Dataset extract
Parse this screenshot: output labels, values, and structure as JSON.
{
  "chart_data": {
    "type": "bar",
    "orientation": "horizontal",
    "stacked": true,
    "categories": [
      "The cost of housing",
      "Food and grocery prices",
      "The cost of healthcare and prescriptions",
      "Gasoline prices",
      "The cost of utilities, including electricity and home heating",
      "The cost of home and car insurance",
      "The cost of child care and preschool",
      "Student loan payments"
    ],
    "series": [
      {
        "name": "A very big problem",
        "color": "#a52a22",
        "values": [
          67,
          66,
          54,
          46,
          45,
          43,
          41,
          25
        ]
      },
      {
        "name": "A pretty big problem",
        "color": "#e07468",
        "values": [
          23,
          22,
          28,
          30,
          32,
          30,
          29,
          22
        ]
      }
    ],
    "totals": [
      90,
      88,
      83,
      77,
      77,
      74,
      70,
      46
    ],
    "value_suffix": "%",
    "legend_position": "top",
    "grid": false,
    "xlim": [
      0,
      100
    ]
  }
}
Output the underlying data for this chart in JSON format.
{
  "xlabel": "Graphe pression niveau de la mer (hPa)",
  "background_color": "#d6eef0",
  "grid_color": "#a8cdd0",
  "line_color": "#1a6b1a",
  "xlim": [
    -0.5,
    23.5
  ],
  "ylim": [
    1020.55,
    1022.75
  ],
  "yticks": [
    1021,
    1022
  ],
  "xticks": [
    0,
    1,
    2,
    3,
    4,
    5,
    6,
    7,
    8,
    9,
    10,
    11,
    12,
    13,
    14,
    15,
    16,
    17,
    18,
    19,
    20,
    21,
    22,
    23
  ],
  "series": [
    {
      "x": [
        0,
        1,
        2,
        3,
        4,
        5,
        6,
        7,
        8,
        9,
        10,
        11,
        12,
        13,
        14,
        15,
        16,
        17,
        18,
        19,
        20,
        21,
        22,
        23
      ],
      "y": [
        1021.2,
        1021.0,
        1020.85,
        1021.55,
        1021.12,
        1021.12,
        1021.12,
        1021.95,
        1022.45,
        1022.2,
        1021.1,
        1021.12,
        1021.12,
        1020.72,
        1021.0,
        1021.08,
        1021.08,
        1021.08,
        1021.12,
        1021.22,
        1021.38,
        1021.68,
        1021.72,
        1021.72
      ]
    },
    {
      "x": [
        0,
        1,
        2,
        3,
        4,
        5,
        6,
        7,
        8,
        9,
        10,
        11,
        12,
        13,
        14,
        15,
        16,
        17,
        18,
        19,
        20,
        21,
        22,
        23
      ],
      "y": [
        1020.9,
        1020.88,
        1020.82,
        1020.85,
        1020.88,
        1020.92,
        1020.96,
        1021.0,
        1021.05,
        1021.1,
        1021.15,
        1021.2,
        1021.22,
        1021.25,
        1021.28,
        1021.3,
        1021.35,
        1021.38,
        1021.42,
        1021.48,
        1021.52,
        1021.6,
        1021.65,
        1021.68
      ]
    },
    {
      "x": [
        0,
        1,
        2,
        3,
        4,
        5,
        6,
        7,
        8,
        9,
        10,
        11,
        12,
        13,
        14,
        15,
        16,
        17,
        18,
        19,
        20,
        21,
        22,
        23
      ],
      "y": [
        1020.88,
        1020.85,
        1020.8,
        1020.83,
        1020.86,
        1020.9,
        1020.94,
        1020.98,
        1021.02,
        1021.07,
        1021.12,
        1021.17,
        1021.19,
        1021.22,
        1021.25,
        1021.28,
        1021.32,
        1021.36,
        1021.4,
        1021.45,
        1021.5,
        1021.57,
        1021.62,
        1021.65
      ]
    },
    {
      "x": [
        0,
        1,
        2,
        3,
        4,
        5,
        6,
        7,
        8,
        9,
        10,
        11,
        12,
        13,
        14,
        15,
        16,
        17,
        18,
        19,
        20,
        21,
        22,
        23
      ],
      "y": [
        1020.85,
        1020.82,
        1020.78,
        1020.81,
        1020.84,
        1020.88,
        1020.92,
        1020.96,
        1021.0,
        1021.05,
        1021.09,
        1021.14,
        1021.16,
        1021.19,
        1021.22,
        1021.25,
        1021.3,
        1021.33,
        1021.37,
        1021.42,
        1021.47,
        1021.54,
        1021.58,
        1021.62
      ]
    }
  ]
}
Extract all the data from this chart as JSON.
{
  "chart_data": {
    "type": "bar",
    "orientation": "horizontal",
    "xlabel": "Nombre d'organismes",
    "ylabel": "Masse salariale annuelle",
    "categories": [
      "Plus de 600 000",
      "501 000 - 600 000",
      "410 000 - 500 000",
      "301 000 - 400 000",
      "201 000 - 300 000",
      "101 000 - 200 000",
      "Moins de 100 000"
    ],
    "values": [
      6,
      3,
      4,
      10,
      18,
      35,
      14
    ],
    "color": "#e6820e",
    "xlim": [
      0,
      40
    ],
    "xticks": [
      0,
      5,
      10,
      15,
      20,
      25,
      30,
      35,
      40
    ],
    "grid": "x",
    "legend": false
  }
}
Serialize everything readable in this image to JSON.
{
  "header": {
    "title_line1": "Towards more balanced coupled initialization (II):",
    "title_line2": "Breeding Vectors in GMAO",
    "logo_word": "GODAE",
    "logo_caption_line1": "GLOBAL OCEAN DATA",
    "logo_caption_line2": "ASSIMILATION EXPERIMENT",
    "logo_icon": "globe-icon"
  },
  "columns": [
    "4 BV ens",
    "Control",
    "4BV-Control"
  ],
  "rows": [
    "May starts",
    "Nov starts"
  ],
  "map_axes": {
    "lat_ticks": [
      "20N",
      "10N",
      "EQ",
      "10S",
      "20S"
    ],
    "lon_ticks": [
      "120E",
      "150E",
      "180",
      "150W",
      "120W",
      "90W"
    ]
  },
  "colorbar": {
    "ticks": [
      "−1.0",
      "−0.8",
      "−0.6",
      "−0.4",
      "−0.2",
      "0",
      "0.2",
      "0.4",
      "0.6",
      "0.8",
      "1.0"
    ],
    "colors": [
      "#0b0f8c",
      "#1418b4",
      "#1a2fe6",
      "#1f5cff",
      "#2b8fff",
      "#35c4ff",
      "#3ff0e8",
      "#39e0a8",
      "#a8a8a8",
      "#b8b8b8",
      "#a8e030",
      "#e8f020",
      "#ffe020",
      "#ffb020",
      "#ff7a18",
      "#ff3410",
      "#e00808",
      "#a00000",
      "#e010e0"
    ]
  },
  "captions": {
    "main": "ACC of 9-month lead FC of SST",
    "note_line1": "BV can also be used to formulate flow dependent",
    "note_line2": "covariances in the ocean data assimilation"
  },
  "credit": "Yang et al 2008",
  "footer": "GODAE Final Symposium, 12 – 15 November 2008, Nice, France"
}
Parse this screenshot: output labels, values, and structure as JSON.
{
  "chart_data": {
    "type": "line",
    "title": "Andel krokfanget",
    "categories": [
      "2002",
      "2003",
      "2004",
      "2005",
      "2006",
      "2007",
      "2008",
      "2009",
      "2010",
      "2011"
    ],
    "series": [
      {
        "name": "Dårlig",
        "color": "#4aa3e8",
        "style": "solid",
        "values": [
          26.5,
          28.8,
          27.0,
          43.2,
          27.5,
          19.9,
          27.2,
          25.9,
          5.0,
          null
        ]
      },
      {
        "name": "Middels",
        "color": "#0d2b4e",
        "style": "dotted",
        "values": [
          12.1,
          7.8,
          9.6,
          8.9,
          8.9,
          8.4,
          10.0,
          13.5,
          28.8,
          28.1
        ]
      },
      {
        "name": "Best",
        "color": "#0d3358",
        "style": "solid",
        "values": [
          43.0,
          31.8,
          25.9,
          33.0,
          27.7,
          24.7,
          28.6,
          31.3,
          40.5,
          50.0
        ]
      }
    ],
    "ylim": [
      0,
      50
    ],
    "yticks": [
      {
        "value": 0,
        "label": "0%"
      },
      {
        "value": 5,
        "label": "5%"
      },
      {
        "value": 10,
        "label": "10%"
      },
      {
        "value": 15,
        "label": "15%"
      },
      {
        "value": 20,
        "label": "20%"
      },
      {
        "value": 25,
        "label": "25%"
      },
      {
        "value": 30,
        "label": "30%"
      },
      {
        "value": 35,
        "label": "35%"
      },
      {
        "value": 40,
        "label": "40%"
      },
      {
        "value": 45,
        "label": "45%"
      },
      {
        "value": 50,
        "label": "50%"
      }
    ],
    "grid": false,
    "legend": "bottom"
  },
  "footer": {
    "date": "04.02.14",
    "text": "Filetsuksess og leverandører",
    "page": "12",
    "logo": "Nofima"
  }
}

What you have to do
Where does the word "GODAE" appear? Return each line that holds it.

Solved problem
    "logo_word": "GODAE",
  "footer": "GODAE Final Symposium, 12 – 15 November 2008, Nice, France"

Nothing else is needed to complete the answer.